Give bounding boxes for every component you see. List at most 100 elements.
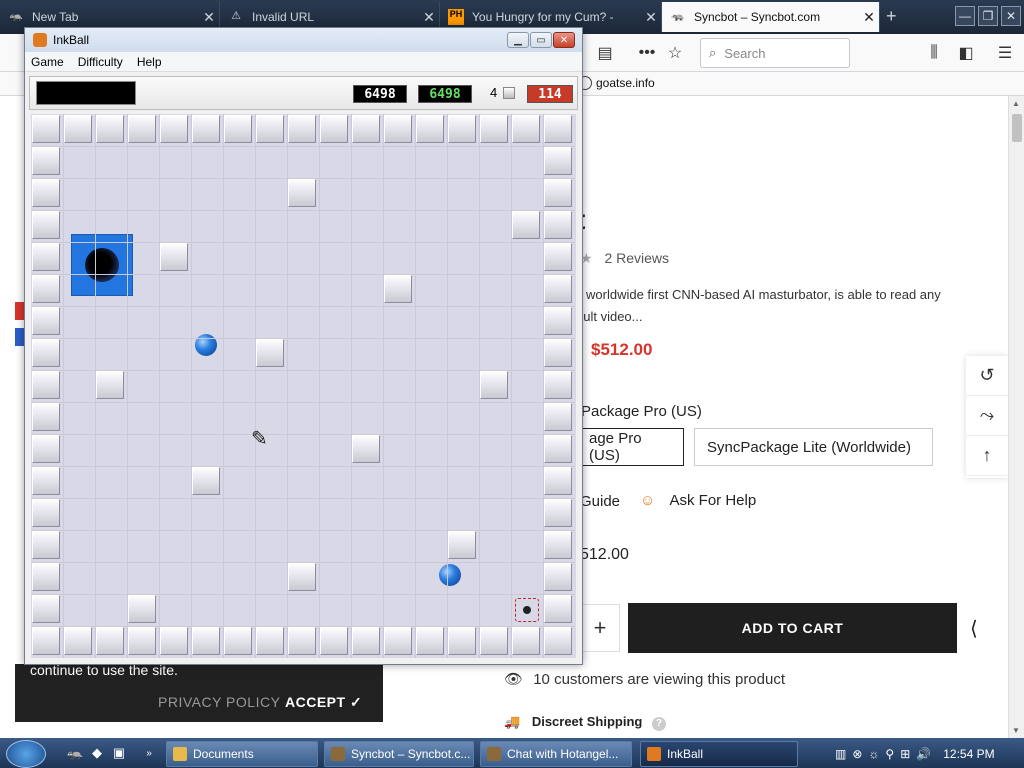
tab-label: New Tab (32, 10, 79, 24)
close-tab-icon[interactable]: ✕ (419, 9, 439, 26)
game-board[interactable] (31, 114, 576, 658)
taskbar-syncbot[interactable]: Syncbot – Syncbot.c... (324, 741, 474, 767)
privacy-policy-link[interactable]: PRIVACY POLICY (158, 694, 280, 710)
network-icon[interactable]: ⊞ (900, 747, 910, 761)
wall-block (224, 115, 252, 143)
minimize-icon[interactable]: ▁ (507, 32, 529, 48)
option-lite-worldwide[interactable]: SyncPackage Lite (Worldwide) (694, 428, 933, 466)
tray-icon[interactable]: ⚲ (885, 747, 894, 761)
wall-block (160, 627, 188, 655)
wall-block (384, 627, 412, 655)
wall-block (448, 627, 476, 655)
help-icon[interactable]: ? (651, 717, 666, 731)
grid-line (127, 114, 128, 658)
volume-icon[interactable]: 🔊 (916, 747, 931, 761)
taskbar-chat[interactable]: Chat with Hotangel... (480, 741, 632, 767)
badger-icon: 🦡 (671, 10, 685, 22)
reader-view-icon[interactable]: ▤ (594, 42, 616, 64)
scroll-down-icon[interactable]: ▼ (1012, 726, 1020, 735)
truck-icon: 🚚 (504, 714, 521, 729)
show-desktop-icon[interactable]: ▣ (110, 744, 128, 762)
reviews-row[interactable]: ★ 2 Reviews (580, 250, 669, 267)
sidebar-icon[interactable]: ◧ (955, 42, 977, 64)
wall-block (544, 179, 572, 207)
menu-icon[interactable]: ☰ (994, 42, 1016, 64)
page-scrollbar[interactable]: ▲ ▼ (1008, 96, 1024, 738)
accept-button[interactable]: ACCEPT ✓ (285, 694, 362, 711)
quantity-plus-button[interactable]: + (580, 604, 620, 652)
history-icon[interactable]: ↺ (966, 356, 1008, 396)
share-icon[interactable]: ⤳ (966, 396, 1008, 436)
chevron-icon[interactable]: » (140, 744, 158, 762)
close-icon[interactable]: ✕ (553, 32, 575, 48)
close-tab-icon[interactable]: ✕ (641, 9, 661, 26)
wall-block (160, 243, 188, 271)
grid-line (31, 178, 575, 179)
grid-line (543, 114, 544, 658)
viewing-text: 10 customers are viewing this product (533, 671, 786, 688)
cookie-banner: continue to use the site. PRIVACY POLICY… (15, 662, 383, 722)
grid-line (31, 370, 575, 371)
ball-spawn-point (515, 598, 539, 622)
restore-icon[interactable]: ❐ (978, 6, 998, 26)
wall-block (352, 435, 380, 463)
menu-difficulty[interactable]: Difficulty (72, 55, 131, 69)
wall-block (32, 115, 60, 143)
inkball-title-bar[interactable]: InkBall (25, 28, 582, 52)
tray-icon[interactable]: ⊗ (852, 747, 862, 761)
badger-icon: 🦡 (9, 10, 23, 22)
menu-game[interactable]: Game (25, 55, 72, 69)
wall-block (288, 627, 316, 655)
grid-line (31, 338, 575, 339)
clock[interactable]: 12:54 PM (943, 747, 994, 761)
badger-icon (487, 747, 501, 761)
new-tab-button[interactable]: + (886, 6, 897, 27)
minimize-icon[interactable]: — (955, 6, 975, 26)
grid-line (479, 114, 480, 658)
size-guide-link[interactable]: Guide (580, 493, 620, 510)
grid-line (31, 242, 575, 243)
wall-block (192, 627, 220, 655)
quicklaunch-icon[interactable]: ◆ (88, 744, 106, 762)
ask-for-help-link[interactable]: ☺ Ask For Help (640, 492, 756, 509)
back-to-top-icon[interactable]: ↑ (966, 436, 1008, 476)
share-icon[interactable]: ⟨ (970, 616, 978, 641)
close-icon[interactable]: ✕ (1001, 6, 1021, 26)
taskbar-documents[interactable]: Documents (166, 741, 318, 767)
maximize-icon[interactable]: ▭ (530, 32, 552, 48)
wall-block (32, 179, 60, 207)
tray-icon[interactable]: ▥ (835, 747, 846, 761)
pen-cursor-icon: ✎ (251, 428, 268, 450)
scroll-up-icon[interactable]: ▲ (1012, 99, 1020, 108)
close-tab-icon[interactable]: ✕ (859, 9, 879, 26)
grid-line (287, 114, 288, 658)
page-actions-icon[interactable]: ••• (636, 42, 658, 64)
wall-block (32, 275, 60, 303)
tray-icon[interactable]: ☼ (868, 747, 879, 761)
tab-syncbot[interactable]: 🦡 Syncbot – Syncbot.com ✕ (662, 2, 880, 32)
grid-line (447, 114, 448, 658)
wall-block (128, 115, 156, 143)
wall-block (480, 371, 508, 399)
quicklaunch-icon[interactable]: 🦡 (66, 744, 84, 762)
start-button[interactable] (6, 740, 46, 768)
scroll-thumb[interactable] (1012, 114, 1022, 142)
option-pro-us[interactable]: age Pro (US) (576, 428, 684, 466)
library-icon[interactable]: ⫼ (923, 42, 945, 64)
grid-line (31, 562, 575, 563)
menu-help[interactable]: Help (131, 55, 170, 69)
grid-line (95, 114, 96, 658)
grid-line (319, 114, 320, 658)
grid-line (383, 114, 384, 658)
add-to-cart-button[interactable]: ADD TO CART (628, 603, 957, 653)
grid-line (63, 114, 64, 658)
taskbar-inkball[interactable]: InkBall (640, 741, 798, 767)
close-tab-icon[interactable]: ✕ (199, 9, 219, 26)
taskbar-label: Syncbot – Syncbot.c... (351, 747, 471, 761)
search-input[interactable]: ⌕ Search (700, 38, 850, 68)
timer: 114 (527, 85, 573, 103)
bookmark-goatse[interactable]: goatse.info (578, 76, 655, 90)
bookmark-star-icon[interactable]: ☆ (664, 42, 686, 64)
current-score: 6498 (418, 85, 472, 103)
wall-block (320, 627, 348, 655)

_Problem details:_ Identify each line in the listing above that contains the word "POLICY", and copy those lines in full.

_Reply to the exercise:_
privacy-policy-link[interactable]: PRIVACY POLICY (158, 694, 280, 710)
cookie-banner: continue to use the site. PRIVACY POLICY… (15, 662, 383, 722)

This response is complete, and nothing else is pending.